Filter the entries that follow, copying every line in which the word "size" appears.

+++ Task material

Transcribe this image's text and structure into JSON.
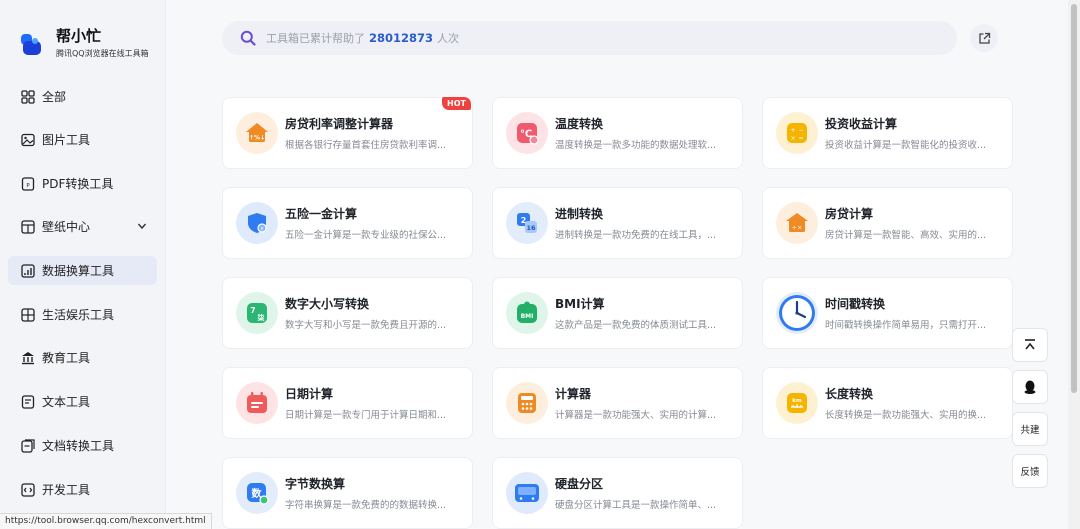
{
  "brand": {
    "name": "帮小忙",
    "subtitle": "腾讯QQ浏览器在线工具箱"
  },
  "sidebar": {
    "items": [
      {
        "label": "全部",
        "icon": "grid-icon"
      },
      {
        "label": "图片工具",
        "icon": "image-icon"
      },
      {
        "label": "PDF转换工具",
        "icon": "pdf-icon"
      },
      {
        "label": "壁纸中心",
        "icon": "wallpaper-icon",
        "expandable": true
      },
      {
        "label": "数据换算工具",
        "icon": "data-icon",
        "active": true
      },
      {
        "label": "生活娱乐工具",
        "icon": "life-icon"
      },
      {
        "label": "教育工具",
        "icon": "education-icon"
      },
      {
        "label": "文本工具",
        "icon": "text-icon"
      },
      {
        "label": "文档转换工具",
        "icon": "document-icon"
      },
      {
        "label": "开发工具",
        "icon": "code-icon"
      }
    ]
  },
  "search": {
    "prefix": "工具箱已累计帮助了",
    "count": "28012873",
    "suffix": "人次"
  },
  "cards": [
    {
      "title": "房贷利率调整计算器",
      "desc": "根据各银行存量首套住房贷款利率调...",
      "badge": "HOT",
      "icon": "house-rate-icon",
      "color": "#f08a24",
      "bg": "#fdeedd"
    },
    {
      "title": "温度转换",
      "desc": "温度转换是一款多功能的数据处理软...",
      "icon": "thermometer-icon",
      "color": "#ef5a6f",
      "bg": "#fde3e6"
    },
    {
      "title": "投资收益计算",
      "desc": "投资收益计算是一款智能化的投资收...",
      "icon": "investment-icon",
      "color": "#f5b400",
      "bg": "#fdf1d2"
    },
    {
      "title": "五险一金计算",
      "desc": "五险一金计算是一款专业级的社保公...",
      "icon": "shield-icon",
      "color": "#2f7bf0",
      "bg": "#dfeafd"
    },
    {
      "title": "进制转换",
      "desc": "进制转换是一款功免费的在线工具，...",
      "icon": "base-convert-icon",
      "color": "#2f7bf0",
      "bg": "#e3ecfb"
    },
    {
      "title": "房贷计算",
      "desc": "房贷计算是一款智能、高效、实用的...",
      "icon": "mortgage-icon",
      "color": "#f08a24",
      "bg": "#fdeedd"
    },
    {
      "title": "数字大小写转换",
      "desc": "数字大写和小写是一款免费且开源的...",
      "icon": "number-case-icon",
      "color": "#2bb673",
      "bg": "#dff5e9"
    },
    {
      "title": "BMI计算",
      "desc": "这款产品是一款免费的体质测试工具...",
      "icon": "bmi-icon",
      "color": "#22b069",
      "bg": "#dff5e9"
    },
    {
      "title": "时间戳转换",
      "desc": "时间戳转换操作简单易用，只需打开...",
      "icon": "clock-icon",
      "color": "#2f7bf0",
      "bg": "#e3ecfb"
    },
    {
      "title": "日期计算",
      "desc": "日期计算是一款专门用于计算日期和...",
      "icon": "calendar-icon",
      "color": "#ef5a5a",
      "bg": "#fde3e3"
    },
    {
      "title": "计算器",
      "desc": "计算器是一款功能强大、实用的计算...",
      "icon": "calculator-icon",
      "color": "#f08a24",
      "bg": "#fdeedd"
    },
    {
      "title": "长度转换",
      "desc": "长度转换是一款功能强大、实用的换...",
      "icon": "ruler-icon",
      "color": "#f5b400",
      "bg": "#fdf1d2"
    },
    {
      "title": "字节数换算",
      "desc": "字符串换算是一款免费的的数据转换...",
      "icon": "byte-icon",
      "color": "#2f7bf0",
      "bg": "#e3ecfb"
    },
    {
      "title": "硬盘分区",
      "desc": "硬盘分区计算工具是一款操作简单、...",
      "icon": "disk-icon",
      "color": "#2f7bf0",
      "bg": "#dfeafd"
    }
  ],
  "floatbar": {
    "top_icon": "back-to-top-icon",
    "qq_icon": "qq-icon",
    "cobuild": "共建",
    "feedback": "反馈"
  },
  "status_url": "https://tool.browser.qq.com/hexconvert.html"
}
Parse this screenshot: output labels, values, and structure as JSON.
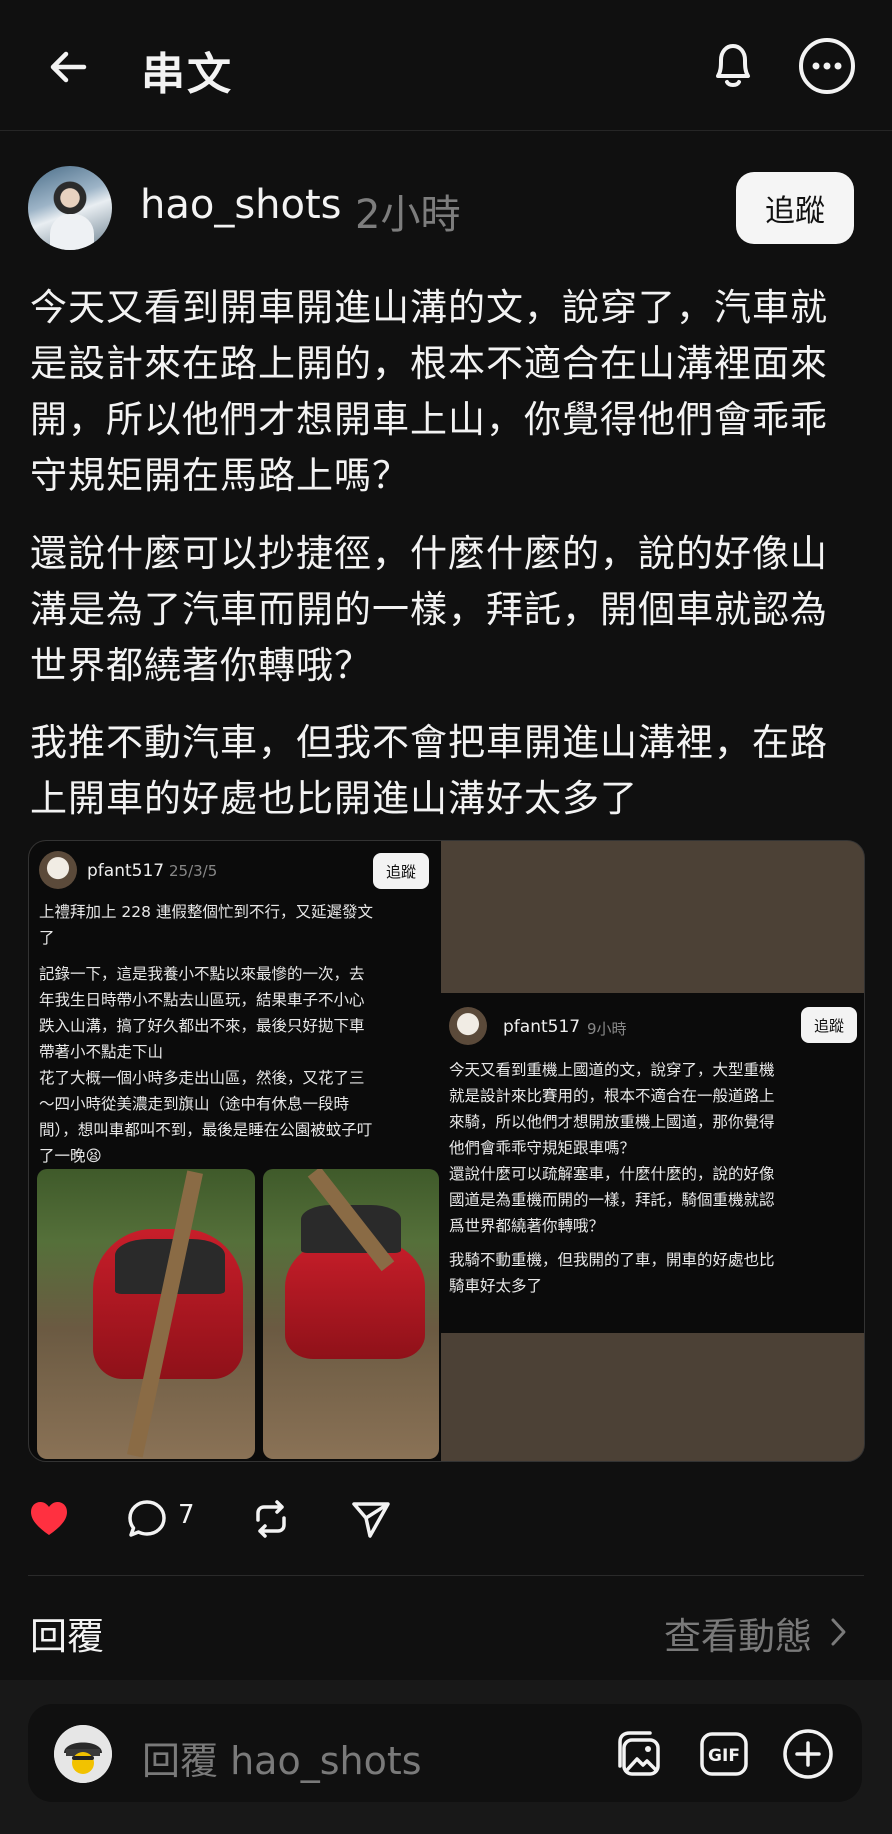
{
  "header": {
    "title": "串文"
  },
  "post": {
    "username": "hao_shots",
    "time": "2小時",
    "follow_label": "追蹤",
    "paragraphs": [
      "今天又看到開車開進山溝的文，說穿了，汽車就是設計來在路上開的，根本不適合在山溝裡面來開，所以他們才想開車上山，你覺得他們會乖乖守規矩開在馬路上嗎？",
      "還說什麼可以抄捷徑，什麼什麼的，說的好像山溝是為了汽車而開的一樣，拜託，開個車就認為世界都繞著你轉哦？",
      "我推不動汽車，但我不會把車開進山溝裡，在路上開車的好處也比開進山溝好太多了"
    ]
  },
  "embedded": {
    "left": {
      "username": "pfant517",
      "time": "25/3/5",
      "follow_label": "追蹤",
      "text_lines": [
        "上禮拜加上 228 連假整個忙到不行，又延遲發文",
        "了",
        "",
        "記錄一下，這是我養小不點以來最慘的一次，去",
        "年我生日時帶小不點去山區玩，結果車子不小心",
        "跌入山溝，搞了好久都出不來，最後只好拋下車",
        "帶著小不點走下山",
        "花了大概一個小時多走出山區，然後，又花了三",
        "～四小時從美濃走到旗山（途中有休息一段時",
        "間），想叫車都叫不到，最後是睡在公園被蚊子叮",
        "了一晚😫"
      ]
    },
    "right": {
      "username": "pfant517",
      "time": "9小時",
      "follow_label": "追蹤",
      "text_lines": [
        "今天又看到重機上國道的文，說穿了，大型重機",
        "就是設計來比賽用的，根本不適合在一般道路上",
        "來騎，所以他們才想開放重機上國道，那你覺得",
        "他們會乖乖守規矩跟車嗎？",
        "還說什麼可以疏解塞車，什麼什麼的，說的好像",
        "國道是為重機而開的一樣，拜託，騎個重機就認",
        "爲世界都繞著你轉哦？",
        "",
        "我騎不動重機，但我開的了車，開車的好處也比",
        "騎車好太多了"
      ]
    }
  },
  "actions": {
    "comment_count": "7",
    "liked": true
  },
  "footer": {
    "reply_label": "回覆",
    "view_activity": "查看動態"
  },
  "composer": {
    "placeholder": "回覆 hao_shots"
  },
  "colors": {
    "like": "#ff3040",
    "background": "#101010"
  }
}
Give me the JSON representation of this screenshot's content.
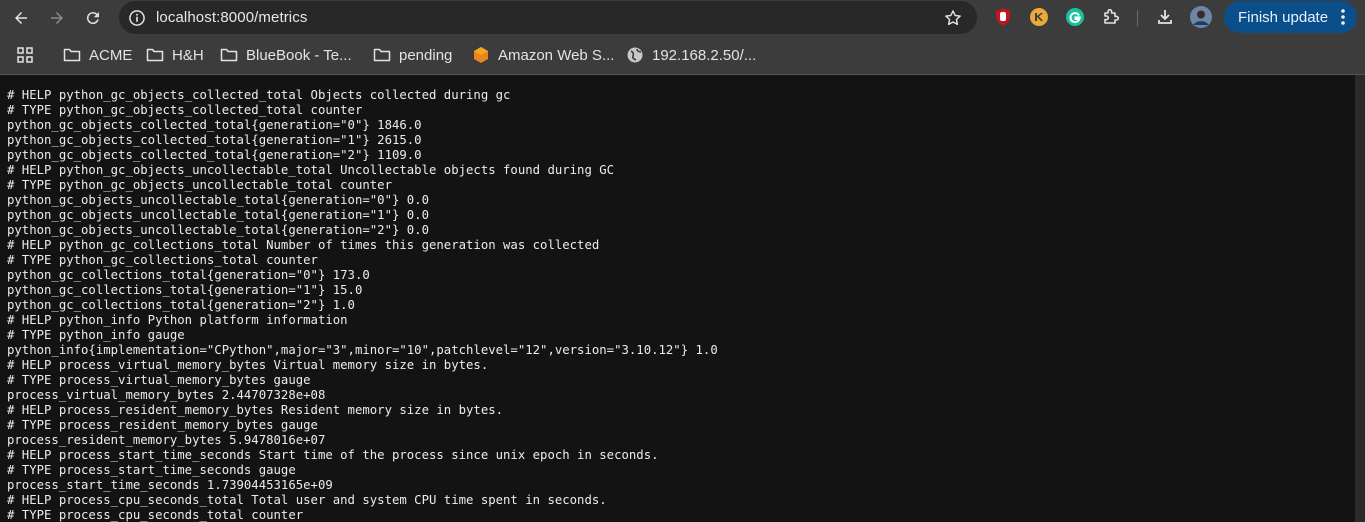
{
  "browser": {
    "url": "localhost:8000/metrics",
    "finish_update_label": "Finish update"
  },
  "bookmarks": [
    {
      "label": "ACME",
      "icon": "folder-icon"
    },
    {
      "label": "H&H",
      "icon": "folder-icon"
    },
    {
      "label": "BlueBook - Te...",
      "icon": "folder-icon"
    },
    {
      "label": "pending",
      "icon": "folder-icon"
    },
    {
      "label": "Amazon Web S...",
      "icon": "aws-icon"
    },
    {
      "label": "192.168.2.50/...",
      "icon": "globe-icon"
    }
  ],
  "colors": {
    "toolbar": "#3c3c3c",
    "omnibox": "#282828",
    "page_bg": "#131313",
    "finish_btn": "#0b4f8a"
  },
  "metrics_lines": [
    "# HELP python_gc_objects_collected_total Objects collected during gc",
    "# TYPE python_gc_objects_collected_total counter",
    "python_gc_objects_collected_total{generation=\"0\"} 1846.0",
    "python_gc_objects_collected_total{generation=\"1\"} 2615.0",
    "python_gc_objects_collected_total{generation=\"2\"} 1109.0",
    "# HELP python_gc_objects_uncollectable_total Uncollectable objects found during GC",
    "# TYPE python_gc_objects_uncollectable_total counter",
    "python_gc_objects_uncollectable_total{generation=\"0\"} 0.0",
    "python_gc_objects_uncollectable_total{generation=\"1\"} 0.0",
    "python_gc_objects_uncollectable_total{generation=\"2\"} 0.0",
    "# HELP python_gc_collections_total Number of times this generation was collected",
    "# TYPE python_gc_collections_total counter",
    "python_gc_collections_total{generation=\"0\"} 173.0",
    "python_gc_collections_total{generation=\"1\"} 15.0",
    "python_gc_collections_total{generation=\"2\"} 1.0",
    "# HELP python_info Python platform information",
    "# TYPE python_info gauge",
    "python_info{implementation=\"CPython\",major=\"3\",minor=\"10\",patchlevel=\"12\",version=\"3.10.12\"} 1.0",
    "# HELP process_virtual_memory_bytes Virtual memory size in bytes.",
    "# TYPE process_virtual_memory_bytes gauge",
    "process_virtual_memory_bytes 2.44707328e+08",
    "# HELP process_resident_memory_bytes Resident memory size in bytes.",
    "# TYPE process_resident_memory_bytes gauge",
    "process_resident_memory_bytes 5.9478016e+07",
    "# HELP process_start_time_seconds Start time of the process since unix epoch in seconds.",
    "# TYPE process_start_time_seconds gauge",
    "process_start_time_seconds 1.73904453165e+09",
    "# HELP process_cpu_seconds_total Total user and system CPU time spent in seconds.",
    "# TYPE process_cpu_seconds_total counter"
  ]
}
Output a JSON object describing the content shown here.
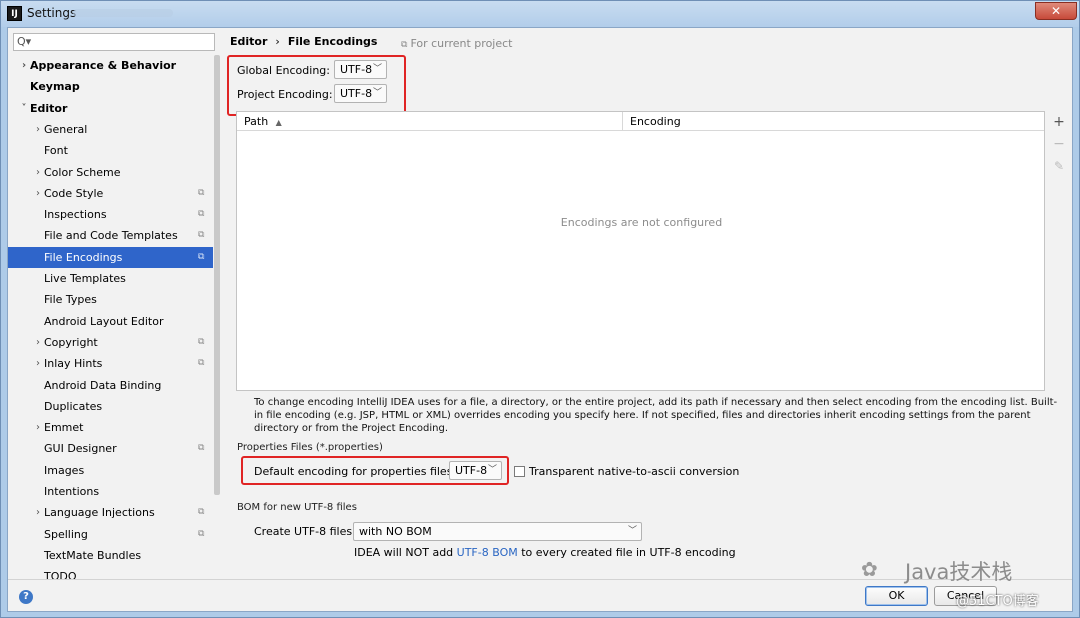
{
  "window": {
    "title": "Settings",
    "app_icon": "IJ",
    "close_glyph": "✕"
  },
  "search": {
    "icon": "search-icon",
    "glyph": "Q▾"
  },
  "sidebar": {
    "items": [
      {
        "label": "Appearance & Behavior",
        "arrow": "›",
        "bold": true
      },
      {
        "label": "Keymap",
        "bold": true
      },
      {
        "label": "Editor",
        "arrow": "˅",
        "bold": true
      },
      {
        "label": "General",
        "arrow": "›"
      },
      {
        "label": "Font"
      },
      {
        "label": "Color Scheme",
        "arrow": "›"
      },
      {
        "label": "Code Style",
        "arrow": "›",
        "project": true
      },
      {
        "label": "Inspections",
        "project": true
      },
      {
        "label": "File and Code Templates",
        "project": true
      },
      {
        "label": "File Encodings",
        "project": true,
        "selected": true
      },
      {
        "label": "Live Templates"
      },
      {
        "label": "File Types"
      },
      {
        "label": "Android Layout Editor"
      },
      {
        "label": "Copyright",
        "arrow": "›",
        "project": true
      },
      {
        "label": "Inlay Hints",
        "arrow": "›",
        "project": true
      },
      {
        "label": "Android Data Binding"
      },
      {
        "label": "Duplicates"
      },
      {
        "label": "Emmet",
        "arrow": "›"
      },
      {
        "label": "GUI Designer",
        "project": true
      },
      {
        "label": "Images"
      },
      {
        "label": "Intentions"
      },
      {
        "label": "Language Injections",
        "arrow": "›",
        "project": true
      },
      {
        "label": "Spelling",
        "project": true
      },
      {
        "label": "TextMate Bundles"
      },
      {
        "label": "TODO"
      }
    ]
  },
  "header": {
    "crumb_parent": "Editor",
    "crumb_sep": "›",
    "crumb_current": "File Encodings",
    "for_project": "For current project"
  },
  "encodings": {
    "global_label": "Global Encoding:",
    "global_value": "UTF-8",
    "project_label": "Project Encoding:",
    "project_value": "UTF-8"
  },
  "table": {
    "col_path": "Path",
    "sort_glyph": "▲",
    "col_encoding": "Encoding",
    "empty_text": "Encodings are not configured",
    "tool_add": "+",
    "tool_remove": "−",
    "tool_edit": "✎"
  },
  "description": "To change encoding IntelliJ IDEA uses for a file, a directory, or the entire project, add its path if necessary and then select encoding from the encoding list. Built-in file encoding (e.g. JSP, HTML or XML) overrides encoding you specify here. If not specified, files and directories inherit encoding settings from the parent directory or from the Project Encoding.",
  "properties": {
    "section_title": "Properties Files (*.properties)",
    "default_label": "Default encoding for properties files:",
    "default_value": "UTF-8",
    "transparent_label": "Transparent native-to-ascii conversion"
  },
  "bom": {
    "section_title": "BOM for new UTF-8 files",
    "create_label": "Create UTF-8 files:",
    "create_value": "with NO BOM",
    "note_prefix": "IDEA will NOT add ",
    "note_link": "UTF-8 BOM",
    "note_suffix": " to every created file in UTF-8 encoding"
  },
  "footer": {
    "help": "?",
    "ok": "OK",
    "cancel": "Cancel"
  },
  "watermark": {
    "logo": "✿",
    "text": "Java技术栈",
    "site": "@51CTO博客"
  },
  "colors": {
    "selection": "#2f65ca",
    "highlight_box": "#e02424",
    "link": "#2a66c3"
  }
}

++++++

Task solution:
    "# HELP process_virtual_memory_bytes Virtual memory size in bytes.",
    "# HELP process_resident_memory_bytes Resident memory size in bytes.",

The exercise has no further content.